▸ Exercise details: Your task is to copy every record exactly.

** START OF Records supplied **

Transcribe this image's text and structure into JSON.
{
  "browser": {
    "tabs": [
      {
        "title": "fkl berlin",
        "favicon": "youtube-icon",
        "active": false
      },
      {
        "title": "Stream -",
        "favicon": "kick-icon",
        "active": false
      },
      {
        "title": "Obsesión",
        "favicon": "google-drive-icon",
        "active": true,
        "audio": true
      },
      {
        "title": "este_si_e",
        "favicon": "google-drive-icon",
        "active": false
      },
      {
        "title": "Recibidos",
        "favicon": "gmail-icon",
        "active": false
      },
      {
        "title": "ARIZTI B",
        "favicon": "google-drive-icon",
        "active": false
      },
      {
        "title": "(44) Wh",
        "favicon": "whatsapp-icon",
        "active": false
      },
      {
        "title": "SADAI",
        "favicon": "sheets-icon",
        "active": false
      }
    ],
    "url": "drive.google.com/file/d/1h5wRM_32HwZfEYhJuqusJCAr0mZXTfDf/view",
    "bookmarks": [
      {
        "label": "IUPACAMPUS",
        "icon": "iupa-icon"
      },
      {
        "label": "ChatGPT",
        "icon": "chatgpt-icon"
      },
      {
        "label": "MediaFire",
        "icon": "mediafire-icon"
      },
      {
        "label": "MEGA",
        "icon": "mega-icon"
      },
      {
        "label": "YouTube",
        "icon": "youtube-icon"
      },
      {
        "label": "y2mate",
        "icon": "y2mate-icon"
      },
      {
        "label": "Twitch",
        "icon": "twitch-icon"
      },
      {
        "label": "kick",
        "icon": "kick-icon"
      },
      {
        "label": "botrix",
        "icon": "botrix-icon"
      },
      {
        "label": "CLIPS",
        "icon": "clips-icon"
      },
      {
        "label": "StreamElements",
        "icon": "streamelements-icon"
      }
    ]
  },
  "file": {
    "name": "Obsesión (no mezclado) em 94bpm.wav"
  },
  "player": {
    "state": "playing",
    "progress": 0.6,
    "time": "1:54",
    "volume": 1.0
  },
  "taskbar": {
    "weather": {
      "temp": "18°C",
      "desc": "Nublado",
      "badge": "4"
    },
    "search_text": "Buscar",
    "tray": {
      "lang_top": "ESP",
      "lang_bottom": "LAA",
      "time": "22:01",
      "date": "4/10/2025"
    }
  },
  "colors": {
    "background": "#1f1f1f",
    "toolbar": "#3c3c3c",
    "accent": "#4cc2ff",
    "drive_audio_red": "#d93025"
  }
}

** END OF Records supplied **

▸ Answer for the task:
Transcribe this image's text and structure into JSON.
{
  "browser": {
    "tabs": [
      {
        "title": "fkl berlin",
        "favicon": "youtube-icon",
        "active": false
      },
      {
        "title": "Stream -",
        "favicon": "kick-icon",
        "active": false
      },
      {
        "title": "Obsesión",
        "favicon": "google-drive-icon",
        "active": true,
        "audio": true
      },
      {
        "title": "este_si_e",
        "favicon": "google-drive-icon",
        "active": false
      },
      {
        "title": "Recibidos",
        "favicon": "gmail-icon",
        "active": false
      },
      {
        "title": "ARIZTI B",
        "favicon": "google-drive-icon",
        "active": false
      },
      {
        "title": "(44) Wh",
        "favicon": "whatsapp-icon",
        "active": false
      },
      {
        "title": "SADAI",
        "favicon": "sheets-icon",
        "active": false
      }
    ],
    "url": "drive.google.com/file/d/1h5wRM_32HwZfEYhJuqusJCAr0mZXTfDf/view",
    "bookmarks": [
      {
        "label": "IUPACAMPUS",
        "icon": "iupa-icon"
      },
      {
        "label": "ChatGPT",
        "icon": "chatgpt-icon"
      },
      {
        "label": "MediaFire",
        "icon": "mediafire-icon"
      },
      {
        "label": "MEGA",
        "icon": "mega-icon"
      },
      {
        "label": "YouTube",
        "icon": "youtube-icon"
      },
      {
        "label": "y2mate",
        "icon": "y2mate-icon"
      },
      {
        "label": "Twitch",
        "icon": "twitch-icon"
      },
      {
        "label": "kick",
        "icon": "kick-icon"
      },
      {
        "label": "botrix",
        "icon": "botrix-icon"
      },
      {
        "label": "CLIPS",
        "icon": "clips-icon"
      },
      {
        "label": "StreamElements",
        "icon": "streamelements-icon"
      }
    ]
  },
  "file": {
    "name": "Obsesión (no mezclado) em 94bpm.wav"
  },
  "player": {
    "state": "playing",
    "progress": 0.6,
    "time": "1:54",
    "volume": 1.0
  },
  "taskbar": {
    "weather": {
      "temp": "18°C",
      "desc": "Nublado",
      "badge": "4"
    },
    "search_text": "Buscar",
    "tray": {
      "lang_top": "ESP",
      "lang_bottom": "LAA",
      "time": "22:01",
      "date": "4/10/2025"
    }
  },
  "colors": {
    "background": "#1f1f1f",
    "toolbar": "#3c3c3c",
    "accent": "#4cc2ff",
    "drive_audio_red": "#d93025"
  }
}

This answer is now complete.